What to produce: Across the listing below, count the lines that mention the string "avec". Reply with the figure only.

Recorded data
● ● ● ● ● ● ●

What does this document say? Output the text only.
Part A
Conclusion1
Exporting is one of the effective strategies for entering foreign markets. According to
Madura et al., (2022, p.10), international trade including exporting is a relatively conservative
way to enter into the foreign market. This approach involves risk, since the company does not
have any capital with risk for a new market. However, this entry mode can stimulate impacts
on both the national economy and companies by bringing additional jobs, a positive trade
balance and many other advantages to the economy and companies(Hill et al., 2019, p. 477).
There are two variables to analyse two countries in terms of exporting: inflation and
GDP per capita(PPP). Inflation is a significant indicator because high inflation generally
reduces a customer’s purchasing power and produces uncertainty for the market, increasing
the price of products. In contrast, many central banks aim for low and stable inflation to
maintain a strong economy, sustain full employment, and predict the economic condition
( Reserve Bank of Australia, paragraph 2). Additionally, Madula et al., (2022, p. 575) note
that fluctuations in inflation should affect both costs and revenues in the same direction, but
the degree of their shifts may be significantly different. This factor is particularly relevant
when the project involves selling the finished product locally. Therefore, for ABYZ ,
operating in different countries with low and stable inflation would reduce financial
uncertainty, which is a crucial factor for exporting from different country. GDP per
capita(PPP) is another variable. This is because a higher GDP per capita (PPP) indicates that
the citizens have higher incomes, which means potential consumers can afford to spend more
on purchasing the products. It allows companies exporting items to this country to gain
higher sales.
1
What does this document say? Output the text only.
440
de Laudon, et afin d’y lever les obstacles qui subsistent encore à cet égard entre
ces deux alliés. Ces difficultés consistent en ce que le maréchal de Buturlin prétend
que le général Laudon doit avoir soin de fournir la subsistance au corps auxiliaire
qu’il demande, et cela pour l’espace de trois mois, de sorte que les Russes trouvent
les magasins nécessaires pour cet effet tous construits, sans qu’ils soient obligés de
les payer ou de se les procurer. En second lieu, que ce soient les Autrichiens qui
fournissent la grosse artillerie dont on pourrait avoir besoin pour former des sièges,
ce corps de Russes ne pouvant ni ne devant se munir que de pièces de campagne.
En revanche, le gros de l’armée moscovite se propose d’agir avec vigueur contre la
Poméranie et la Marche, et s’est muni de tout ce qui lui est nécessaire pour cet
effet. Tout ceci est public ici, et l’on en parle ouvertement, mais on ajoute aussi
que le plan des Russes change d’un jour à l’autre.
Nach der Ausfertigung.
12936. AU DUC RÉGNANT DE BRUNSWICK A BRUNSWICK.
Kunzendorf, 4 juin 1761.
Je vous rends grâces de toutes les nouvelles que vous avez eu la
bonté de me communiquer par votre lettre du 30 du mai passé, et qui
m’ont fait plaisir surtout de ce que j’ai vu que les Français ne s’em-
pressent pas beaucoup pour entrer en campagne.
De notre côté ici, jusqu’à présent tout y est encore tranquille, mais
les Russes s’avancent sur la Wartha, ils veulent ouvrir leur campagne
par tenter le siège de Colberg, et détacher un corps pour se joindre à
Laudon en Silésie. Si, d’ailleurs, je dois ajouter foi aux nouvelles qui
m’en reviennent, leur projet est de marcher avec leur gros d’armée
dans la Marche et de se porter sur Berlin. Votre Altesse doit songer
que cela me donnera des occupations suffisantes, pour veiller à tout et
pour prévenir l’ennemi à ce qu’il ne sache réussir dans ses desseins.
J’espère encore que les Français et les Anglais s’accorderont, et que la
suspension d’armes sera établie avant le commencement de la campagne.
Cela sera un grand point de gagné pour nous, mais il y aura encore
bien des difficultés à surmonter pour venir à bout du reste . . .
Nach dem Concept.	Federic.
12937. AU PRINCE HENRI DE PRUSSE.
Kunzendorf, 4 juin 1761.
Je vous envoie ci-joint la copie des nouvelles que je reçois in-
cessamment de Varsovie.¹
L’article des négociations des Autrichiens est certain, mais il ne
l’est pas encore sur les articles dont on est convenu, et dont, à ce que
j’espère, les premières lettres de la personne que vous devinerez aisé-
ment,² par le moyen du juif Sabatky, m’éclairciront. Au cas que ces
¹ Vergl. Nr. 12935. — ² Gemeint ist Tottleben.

● ● ● ● ● ● ●

Answer below: 2